What is required:
Only lines with the string "gmail" matter here; gather them from the material below.

[A block of data]
════════
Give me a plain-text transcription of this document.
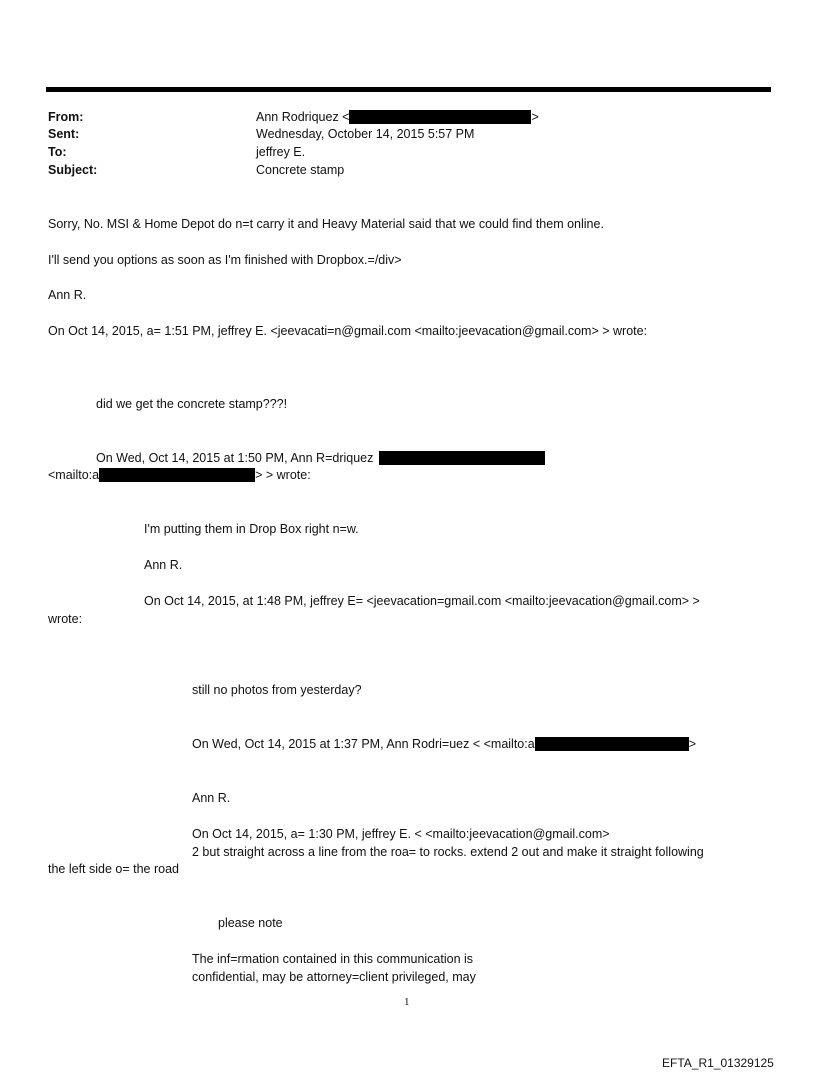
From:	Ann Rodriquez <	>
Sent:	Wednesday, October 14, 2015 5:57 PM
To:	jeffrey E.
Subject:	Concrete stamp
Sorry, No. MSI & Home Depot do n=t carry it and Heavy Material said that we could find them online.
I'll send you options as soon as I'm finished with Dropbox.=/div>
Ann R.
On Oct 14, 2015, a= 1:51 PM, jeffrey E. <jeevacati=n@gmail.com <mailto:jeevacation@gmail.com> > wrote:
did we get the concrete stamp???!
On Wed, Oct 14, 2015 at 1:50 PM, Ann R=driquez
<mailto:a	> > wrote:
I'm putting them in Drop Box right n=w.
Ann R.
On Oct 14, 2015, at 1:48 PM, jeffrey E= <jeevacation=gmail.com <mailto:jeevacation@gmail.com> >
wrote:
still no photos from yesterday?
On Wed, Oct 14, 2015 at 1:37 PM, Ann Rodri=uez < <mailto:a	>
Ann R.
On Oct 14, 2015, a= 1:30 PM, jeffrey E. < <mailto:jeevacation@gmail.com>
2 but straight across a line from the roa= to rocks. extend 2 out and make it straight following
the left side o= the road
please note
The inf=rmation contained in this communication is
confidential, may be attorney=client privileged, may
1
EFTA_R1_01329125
════════
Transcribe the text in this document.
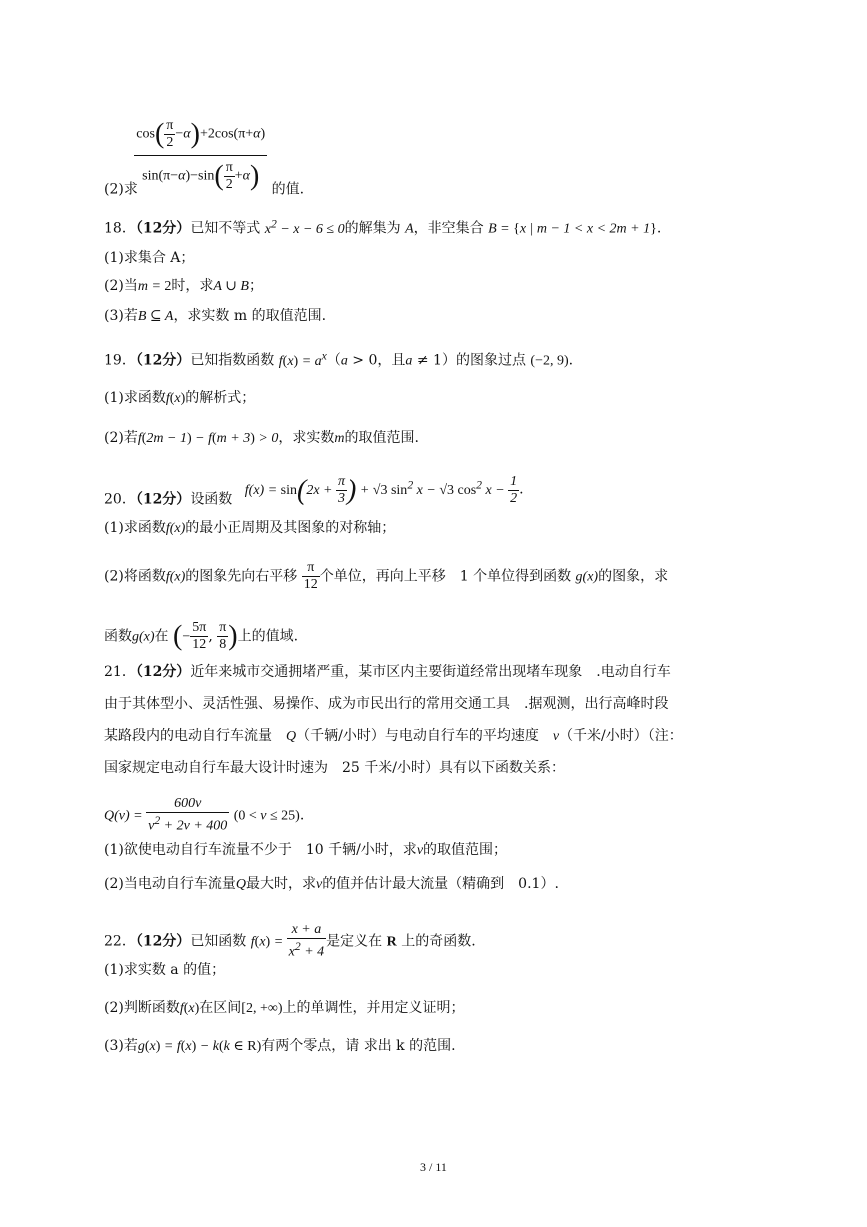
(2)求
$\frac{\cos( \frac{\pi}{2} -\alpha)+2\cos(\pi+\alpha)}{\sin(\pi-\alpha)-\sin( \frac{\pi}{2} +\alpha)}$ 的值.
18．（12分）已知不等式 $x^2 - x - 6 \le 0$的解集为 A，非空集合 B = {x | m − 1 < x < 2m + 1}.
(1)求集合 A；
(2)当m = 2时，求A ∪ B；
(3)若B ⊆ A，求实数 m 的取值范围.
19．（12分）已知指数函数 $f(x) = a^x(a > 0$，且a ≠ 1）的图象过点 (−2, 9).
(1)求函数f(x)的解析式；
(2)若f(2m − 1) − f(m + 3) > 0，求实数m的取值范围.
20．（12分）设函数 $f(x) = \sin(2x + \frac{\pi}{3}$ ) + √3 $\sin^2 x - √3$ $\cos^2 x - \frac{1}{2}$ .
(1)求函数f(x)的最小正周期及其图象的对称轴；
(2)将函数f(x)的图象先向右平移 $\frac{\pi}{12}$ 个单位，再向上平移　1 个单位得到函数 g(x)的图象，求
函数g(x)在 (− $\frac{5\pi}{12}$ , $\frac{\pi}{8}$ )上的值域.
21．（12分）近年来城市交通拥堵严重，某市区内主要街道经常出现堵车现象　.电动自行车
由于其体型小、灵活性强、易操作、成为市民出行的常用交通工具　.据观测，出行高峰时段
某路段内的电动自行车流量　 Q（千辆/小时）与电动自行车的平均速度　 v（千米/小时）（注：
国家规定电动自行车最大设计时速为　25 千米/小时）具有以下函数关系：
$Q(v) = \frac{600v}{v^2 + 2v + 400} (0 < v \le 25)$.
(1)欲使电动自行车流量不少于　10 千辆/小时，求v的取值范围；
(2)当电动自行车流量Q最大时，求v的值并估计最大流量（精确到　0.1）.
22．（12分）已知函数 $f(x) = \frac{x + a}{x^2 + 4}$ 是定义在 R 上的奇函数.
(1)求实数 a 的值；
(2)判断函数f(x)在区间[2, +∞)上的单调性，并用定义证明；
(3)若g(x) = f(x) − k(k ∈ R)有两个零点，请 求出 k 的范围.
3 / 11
════════
Result of this task:
On Oct 14, 2015, a= 1:51 PM, jeffrey E. <jeevacati=n@gmail.com <mailto:jeevacation@gmail.com> > wrote:
On Oct 14, 2015, at 1:48 PM, jeffrey E= <jeevacation=gmail.com <mailto:jeevacation@gmail.com> >
On Oct 14, 2015, a= 1:30 PM, jeffrey E. < <mailto:jeevacation@gmail.com>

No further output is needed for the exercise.